§ **Required task**:
Reproduce the records below exactly, leaving out any pictures.

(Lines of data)
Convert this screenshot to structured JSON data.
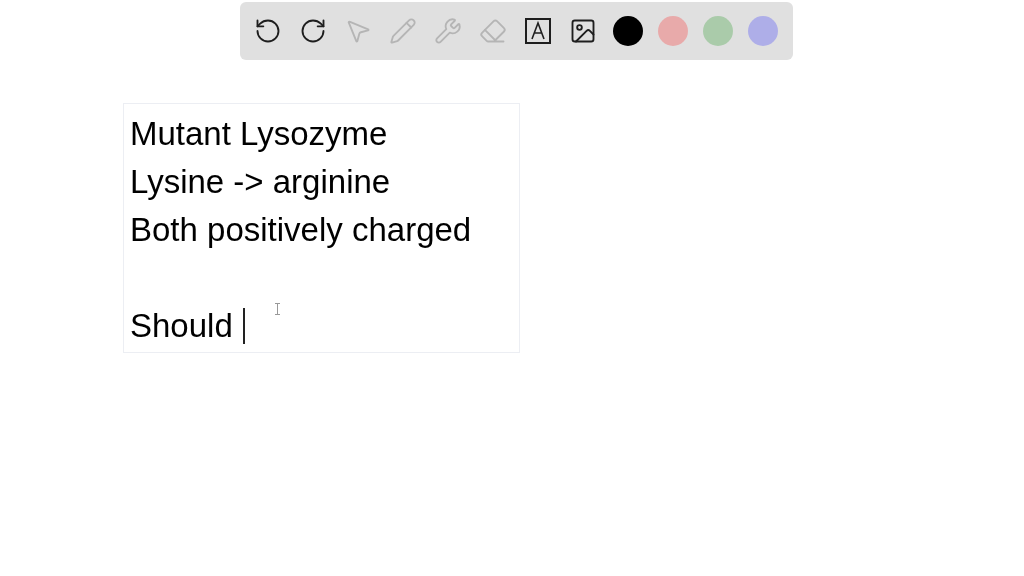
{
  "toolbar": {
    "tools": [
      {
        "kind": "undo",
        "disabled": false
      },
      {
        "kind": "redo",
        "disabled": false
      },
      {
        "kind": "pointer",
        "disabled": true
      },
      {
        "kind": "pen",
        "disabled": true
      },
      {
        "kind": "tools",
        "disabled": true
      },
      {
        "kind": "eraser",
        "disabled": true
      },
      {
        "kind": "text",
        "disabled": false
      },
      {
        "kind": "image",
        "disabled": false
      }
    ],
    "colors": [
      {
        "color": "#000000"
      },
      {
        "color": "#e8aaaa"
      },
      {
        "color": "#aacbaa"
      },
      {
        "color": "#aeaee8"
      }
    ]
  },
  "text_box": {
    "paragraphs": [
      [
        "Mutant Lysozyme",
        "Lysine -> arginine",
        "Both positively charged"
      ],
      [
        "Should"
      ]
    ],
    "caret": true
  }
}
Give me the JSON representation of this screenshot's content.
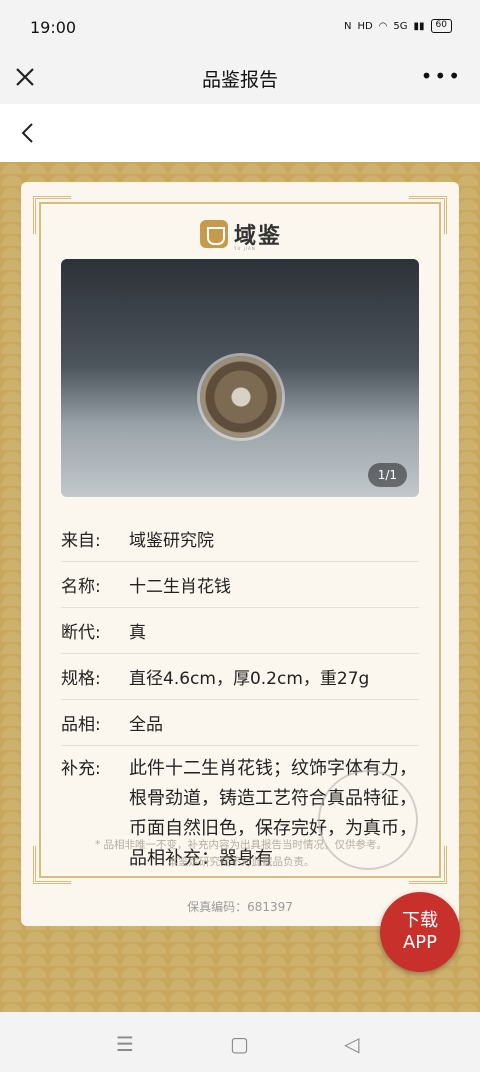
{
  "status_bar": {
    "time": "19:00",
    "network": "5G",
    "battery": "60"
  },
  "title_bar": {
    "title": "品鉴报告",
    "more": "•••"
  },
  "brand": {
    "name": "域鉴",
    "subtitle": "YU JIAN"
  },
  "photo": {
    "counter": "1/1"
  },
  "details": [
    {
      "key": "来自:",
      "value": "域鉴研究院"
    },
    {
      "key": "名称:",
      "value": "十二生肖花钱"
    },
    {
      "key": "断代:",
      "value": "真"
    },
    {
      "key": "规格:",
      "value": "直径4.6cm，厚0.2cm，重27g"
    },
    {
      "key": "品相:",
      "value": "全品"
    },
    {
      "key": "补充:",
      "value": "此件十二生肖花钱；纹饰字体有力，根骨劲道，铸造工艺符合真品特征，币面自然旧色，保存完好，为真币，品相补充：器身有"
    }
  ],
  "note": "* 品相非唯一不变，补充内容为出具报告当时情况，仅供参考。本鉴定研究院不对此藏品负责。",
  "serial": "保真编码：681397",
  "download_button": {
    "line1": "下载",
    "line2": "APP"
  },
  "colors": {
    "gold": "#c9a85d",
    "card": "#fcf7ee",
    "accent": "#c8302c"
  }
}
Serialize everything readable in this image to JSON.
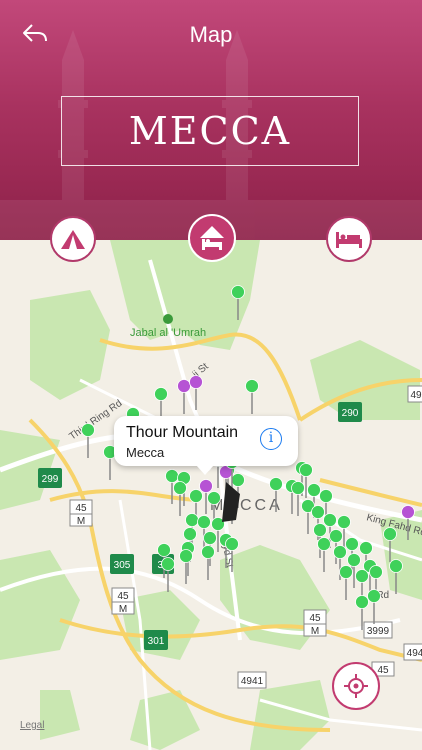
{
  "header": {
    "title": "Map",
    "city": "MECCA",
    "back_icon": "back-arrow-icon"
  },
  "categories": [
    {
      "name": "tent-icon",
      "state": "inactive"
    },
    {
      "name": "hotel-tent-icon",
      "state": "active"
    },
    {
      "name": "bed-icon",
      "state": "inactive"
    }
  ],
  "map": {
    "labels": {
      "jabal": "Jabal al 'Umrah",
      "ring_rd": "Third Ring Rd",
      "city": "MECCA",
      "king_fahd": "King Fahd Rd",
      "st1": "ji St",
      "st2": "ayd St",
      "rd": "n Rd"
    },
    "shields": [
      "290",
      "299",
      "45",
      "M",
      "305",
      "30",
      "45",
      "M",
      "301",
      "45",
      "M",
      "3999",
      "45",
      "4941",
      "49",
      "494"
    ],
    "legal": "Legal"
  },
  "callout": {
    "title": "Thour Mountain",
    "subtitle": "Mecca",
    "info": "i"
  },
  "colors": {
    "accent": "#c23b70",
    "pin_green": "#3fd15a",
    "pin_purple": "#b653d4"
  }
}
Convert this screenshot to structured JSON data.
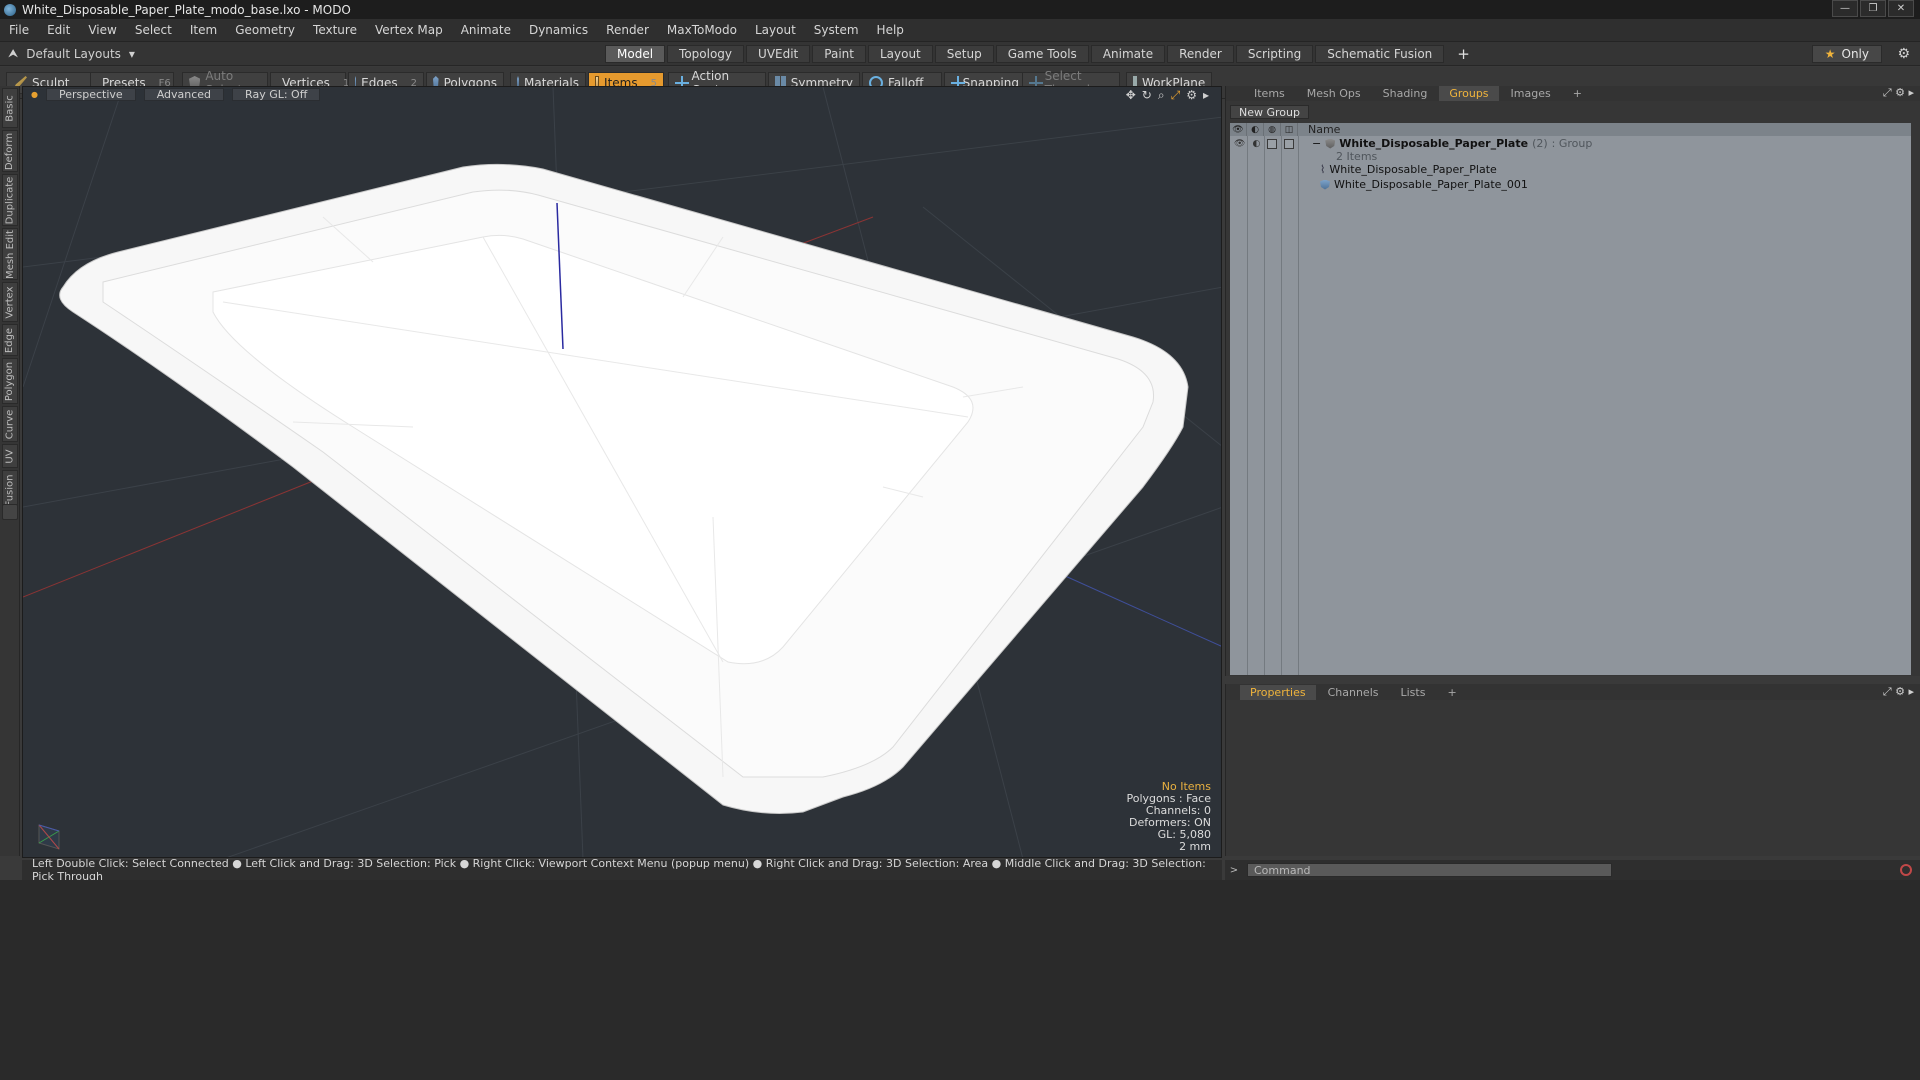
{
  "window": {
    "title": "White_Disposable_Paper_Plate_modo_base.lxo - MODO",
    "controls": [
      "—",
      "❐",
      "✕"
    ]
  },
  "menubar": {
    "items": [
      "File",
      "Edit",
      "View",
      "Select",
      "Item",
      "Geometry",
      "Texture",
      "Vertex Map",
      "Animate",
      "Dynamics",
      "Render",
      "MaxToModo",
      "Layout",
      "System",
      "Help"
    ]
  },
  "layoutbar": {
    "layouts_label": "Default Layouts",
    "tabs": [
      "Model",
      "Topology",
      "UVEdit",
      "Paint",
      "Layout",
      "Setup",
      "Game Tools",
      "Animate",
      "Render",
      "Scripting",
      "Schematic Fusion"
    ],
    "active_tab": "Model",
    "plus": "+",
    "only_label": "Only"
  },
  "toolbar": {
    "sculpt": "Sculpt",
    "presets": "Presets",
    "presets_key": "F6",
    "auto_select": "Auto Select",
    "vertices": "Vertices",
    "vertices_count": "1",
    "edges": "Edges",
    "edges_count": "2",
    "polygons": "Polygons",
    "materials": "Materials",
    "items": "Items",
    "items_count": "5",
    "action_center": "Action Center",
    "symmetry": "Symmetry",
    "falloff": "Falloff",
    "snapping": "Snapping",
    "select_through": "Select Through",
    "workplane": "WorkPlane"
  },
  "sidetabs": [
    "Basic",
    "Deform",
    "Duplicate",
    "Mesh Edit",
    "Vertex",
    "Edge",
    "Polygon",
    "Curve",
    "UV",
    "Fusion"
  ],
  "viewport": {
    "view": "Perspective",
    "mode": "Advanced",
    "raygl": "Ray GL: Off",
    "info": {
      "no_items": "No Items",
      "polygons": "Polygons : Face",
      "channels": "Channels: 0",
      "deformers": "Deformers: ON",
      "gl": "GL: 5,080",
      "scale": "2 mm"
    }
  },
  "right_panel": {
    "tabs": [
      "Items",
      "Mesh Ops",
      "Shading",
      "Groups",
      "Images",
      "+"
    ],
    "active_tab": "Groups",
    "new_group": "New Group",
    "name_header": "Name",
    "group": {
      "name": "White_Disposable_Paper_Plate",
      "count": "(2)",
      "type": ": Group",
      "subtitle": "2 Items",
      "children": [
        "White_Disposable_Paper_Plate",
        "White_Disposable_Paper_Plate_001"
      ]
    }
  },
  "properties_panel": {
    "tabs": [
      "Properties",
      "Channels",
      "Lists",
      "+"
    ],
    "active_tab": "Properties"
  },
  "statusbar": {
    "text": "Left Double Click: Select Connected ● Left Click and Drag: 3D Selection: Pick ● Right Click: Viewport Context Menu (popup menu) ● Right Click and Drag: 3D Selection: Area ● Middle Click and Drag: 3D Selection: Pick Through"
  },
  "command": {
    "placeholder": "Command"
  },
  "colors": {
    "accent": "#e69a2e",
    "active_tab_text": "#f0b43c",
    "viewport_bg": "#2d3238"
  }
}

§ **Response**:
Convert this screenshot to structured JSON data.
{
  "toolbar": {
    "tools": [
      {
        "kind": "undo",
        "disabled": false
      },
      {
        "kind": "redo",
        "disabled": false
      },
      {
        "kind": "pointer",
        "disabled": true
      },
      {
        "kind": "pen",
        "disabled": true
      },
      {
        "kind": "tools",
        "disabled": true
      },
      {
        "kind": "eraser",
        "disabled": true
      },
      {
        "kind": "text",
        "disabled": false
      },
      {
        "kind": "image",
        "disabled": false
      }
    ],
    "colors": [
      {
        "color": "#000000"
      },
      {
        "color": "#e8aaaa"
      },
      {
        "color": "#aacbaa"
      },
      {
        "color": "#aeaee8"
      }
    ]
  },
  "text_box": {
    "paragraphs": [
      [
        "Mutant Lysozyme",
        "Lysine -> arginine",
        "Both positively charged"
      ],
      [
        "Should"
      ]
    ],
    "caret": true
  }
}
Give me the JSON representation of this screenshot's content.
{
  "status_bar": {
    "time": "19:00",
    "network": "5G",
    "battery": "60"
  },
  "title_bar": {
    "title": "品鉴报告",
    "more": "•••"
  },
  "brand": {
    "name": "域鉴",
    "subtitle": "YU JIAN"
  },
  "photo": {
    "counter": "1/1"
  },
  "details": [
    {
      "key": "来自:",
      "value": "域鉴研究院"
    },
    {
      "key": "名称:",
      "value": "十二生肖花钱"
    },
    {
      "key": "断代:",
      "value": "真"
    },
    {
      "key": "规格:",
      "value": "直径4.6cm，厚0.2cm，重27g"
    },
    {
      "key": "品相:",
      "value": "全品"
    },
    {
      "key": "补充:",
      "value": "此件十二生肖花钱；纹饰字体有力，根骨劲道，铸造工艺符合真品特征，币面自然旧色，保存完好，为真币，品相补充：器身有"
    }
  ],
  "note": "* 品相非唯一不变，补充内容为出具报告当时情况，仅供参考。本鉴定研究院不对此藏品负责。",
  "serial": "保真编码：681397",
  "download_button": {
    "line1": "下载",
    "line2": "APP"
  },
  "colors": {
    "gold": "#c9a85d",
    "card": "#fcf7ee",
    "accent": "#c8302c"
  }
}
Serialize everything readable in this image to JSON.
{
  "header": {
    "title": "Map",
    "city": "MECCA",
    "back_icon": "back-arrow-icon"
  },
  "categories": [
    {
      "name": "tent-icon",
      "state": "inactive"
    },
    {
      "name": "hotel-tent-icon",
      "state": "active"
    },
    {
      "name": "bed-icon",
      "state": "inactive"
    }
  ],
  "map": {
    "labels": {
      "jabal": "Jabal al 'Umrah",
      "ring_rd": "Third Ring Rd",
      "city": "MECCA",
      "king_fahd": "King Fahd Rd",
      "st1": "ji St",
      "st2": "ayd St",
      "rd": "n Rd"
    },
    "shields": [
      "290",
      "299",
      "45",
      "M",
      "305",
      "30",
      "45",
      "M",
      "301",
      "45",
      "M",
      "3999",
      "45",
      "4941",
      "49",
      "494"
    ],
    "legal": "Legal"
  },
  "callout": {
    "title": "Thour Mountain",
    "subtitle": "Mecca",
    "info": "i"
  },
  "colors": {
    "accent": "#c23b70",
    "pin_green": "#3fd15a",
    "pin_purple": "#b653d4"
  }
}
Convert this screenshot to structured JSON data.
{
  "window": {
    "title": "White_Disposable_Paper_Plate_modo_base.lxo - MODO",
    "controls": [
      "—",
      "❐",
      "✕"
    ]
  },
  "menubar": {
    "items": [
      "File",
      "Edit",
      "View",
      "Select",
      "Item",
      "Geometry",
      "Texture",
      "Vertex Map",
      "Animate",
      "Dynamics",
      "Render",
      "MaxToModo",
      "Layout",
      "System",
      "Help"
    ]
  },
  "layoutbar": {
    "layouts_label": "Default Layouts",
    "tabs": [
      "Model",
      "Topology",
      "UVEdit",
      "Paint",
      "Layout",
      "Setup",
      "Game Tools",
      "Animate",
      "Render",
      "Scripting",
      "Schematic Fusion"
    ],
    "active_tab": "Model",
    "plus": "+",
    "only_label": "Only"
  },
  "toolbar": {
    "sculpt": "Sculpt",
    "presets": "Presets",
    "presets_key": "F6",
    "auto_select": "Auto Select",
    "vertices": "Vertices",
    "vertices_count": "1",
    "edges": "Edges",
    "edges_count": "2",
    "polygons": "Polygons",
    "materials": "Materials",
    "items": "Items",
    "items_count": "5",
    "action_center": "Action Center",
    "symmetry": "Symmetry",
    "falloff": "Falloff",
    "snapping": "Snapping",
    "select_through": "Select Through",
    "workplane": "WorkPlane"
  },
  "sidetabs": [
    "Basic",
    "Deform",
    "Duplicate",
    "Mesh Edit",
    "Vertex",
    "Edge",
    "Polygon",
    "Curve",
    "UV",
    "Fusion"
  ],
  "viewport": {
    "view": "Perspective",
    "mode": "Advanced",
    "raygl": "Ray GL: Off",
    "info": {
      "no_items": "No Items",
      "polygons": "Polygons : Face",
      "channels": "Channels: 0",
      "deformers": "Deformers: ON",
      "gl": "GL: 5,080",
      "scale": "2 mm"
    }
  },
  "right_panel": {
    "tabs": [
      "Items",
      "Mesh Ops",
      "Shading",
      "Groups",
      "Images",
      "+"
    ],
    "active_tab": "Groups",
    "new_group": "New Group",
    "name_header": "Name",
    "group": {
      "name": "White_Disposable_Paper_Plate",
      "count": "(2)",
      "type": ": Group",
      "subtitle": "2 Items",
      "children": [
        "White_Disposable_Paper_Plate",
        "White_Disposable_Paper_Plate_001"
      ]
    }
  },
  "properties_panel": {
    "tabs": [
      "Properties",
      "Channels",
      "Lists",
      "+"
    ],
    "active_tab": "Properties"
  },
  "statusbar": {
    "text": "Left Double Click: Select Connected ● Left Click and Drag: 3D Selection: Pick ● Right Click: Viewport Context Menu (popup menu) ● Right Click and Drag: 3D Selection: Area ● Middle Click and Drag: 3D Selection: Pick Through"
  },
  "command": {
    "placeholder": "Command"
  },
  "colors": {
    "accent": "#e69a2e",
    "active_tab_text": "#f0b43c",
    "viewport_bg": "#2d3238"
  }
}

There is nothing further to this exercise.